** Begin Provided entries **
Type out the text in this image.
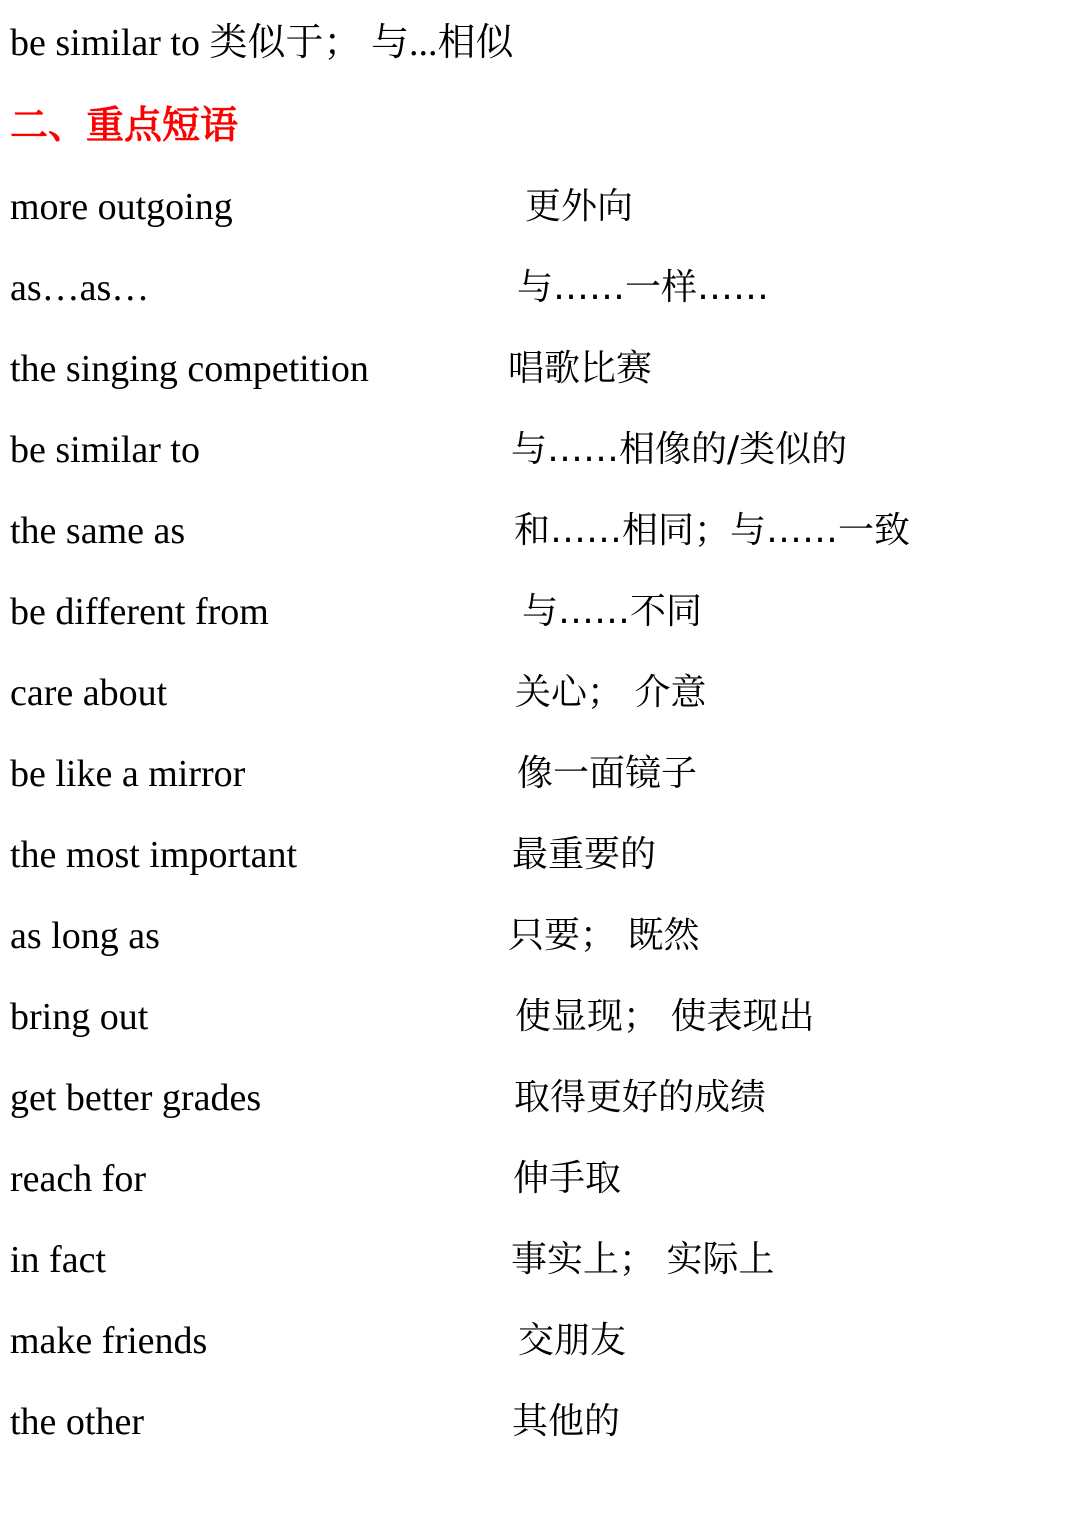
be similar to 类似于； 与...相似
二、重点短语
more outgoing	更外向
as…as…	与……一样……
the singing competition	唱歌比赛
be similar to	与……相像的/类似的
the same as	和……相同；与……一致
be different from	与……不同
care about	关心； 介意
be like a mirror	像一面镜子
the most important	最重要的
as long as	只要； 既然
bring out	使显现； 使表现出
get better grades	取得更好的成绩
reach for	伸手取
in fact	事实上； 实际上
make friends	交朋友
the other	其他的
** End Provided entries **
» Problem details
Scan the material above for the word "similar". Copy each line where it occurs.

» Solution to this exercise
be similar to 类似于； 与...相似
be similar to	与……相像的/类似的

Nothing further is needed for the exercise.